Directions - Find the lines in these entries that include the word "year" and state how many there are, with no other words.

Information provided -

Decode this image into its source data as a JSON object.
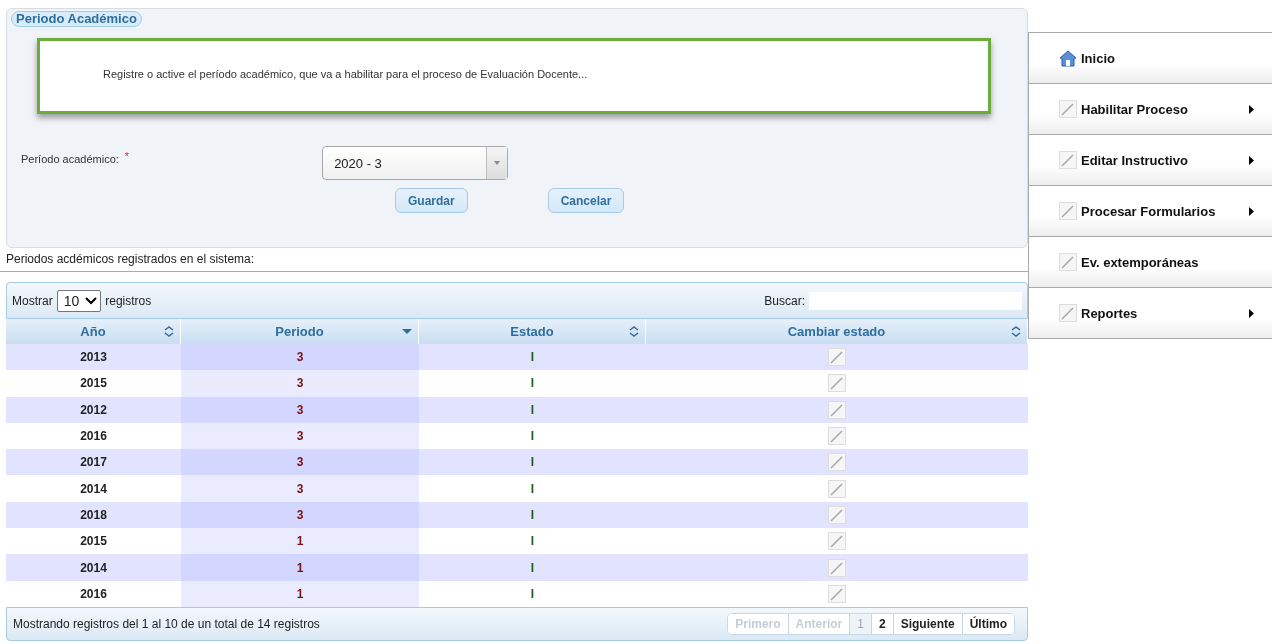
{
  "form": {
    "legend": "Periodo Académico",
    "notice": "Registre o active el período académico, que va a habilitar para el proceso de Evaluación Docente...",
    "field_label": "Período académico:",
    "required_mark": "*",
    "select_value": "2020 - 3",
    "buttons": [
      "Guardar",
      "Cancelar"
    ]
  },
  "list_title": "Periodos acdémicos registrados en el sistema:",
  "table": {
    "length_label_before": "Mostrar",
    "length_value": "10",
    "length_label_after": "registros",
    "search_label": "Buscar:",
    "columns": [
      {
        "label": "Año",
        "sorted": false
      },
      {
        "label": "Periodo",
        "sorted": true
      },
      {
        "label": "Estado",
        "sorted": false
      },
      {
        "label": "Cambiar estado",
        "sorted": false
      }
    ],
    "rows": [
      {
        "year": "2013",
        "period": "3",
        "status": "I"
      },
      {
        "year": "2015",
        "period": "3",
        "status": "I"
      },
      {
        "year": "2012",
        "period": "3",
        "status": "I"
      },
      {
        "year": "2016",
        "period": "3",
        "status": "I"
      },
      {
        "year": "2017",
        "period": "3",
        "status": "I"
      },
      {
        "year": "2014",
        "period": "3",
        "status": "I"
      },
      {
        "year": "2018",
        "period": "3",
        "status": "I"
      },
      {
        "year": "2015",
        "period": "1",
        "status": "I"
      },
      {
        "year": "2014",
        "period": "1",
        "status": "I"
      },
      {
        "year": "2016",
        "period": "1",
        "status": "I"
      }
    ],
    "info": "Mostrando registros del 1 al 10 de un total de 14 registros",
    "pagination": [
      {
        "label": "Primero",
        "disabled": true,
        "selected": false
      },
      {
        "label": "Anterior",
        "disabled": true,
        "selected": false
      },
      {
        "label": "1",
        "disabled": false,
        "selected": true
      },
      {
        "label": "2",
        "disabled": false,
        "selected": false
      },
      {
        "label": "Siguiente",
        "disabled": false,
        "selected": false
      },
      {
        "label": "Último",
        "disabled": false,
        "selected": false
      }
    ]
  },
  "menu": [
    {
      "label": "Inicio",
      "kind": "home",
      "submenu": false
    },
    {
      "label": "Habilitar Proceso",
      "kind": "page",
      "submenu": true
    },
    {
      "label": "Editar Instructivo",
      "kind": "page",
      "submenu": true
    },
    {
      "label": "Procesar Formularios",
      "kind": "page",
      "submenu": true
    },
    {
      "label": "Ev. extemporáneas",
      "kind": "page",
      "submenu": false
    },
    {
      "label": "Reportes",
      "kind": "page",
      "submenu": true
    }
  ]
}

Solution to this problem - 10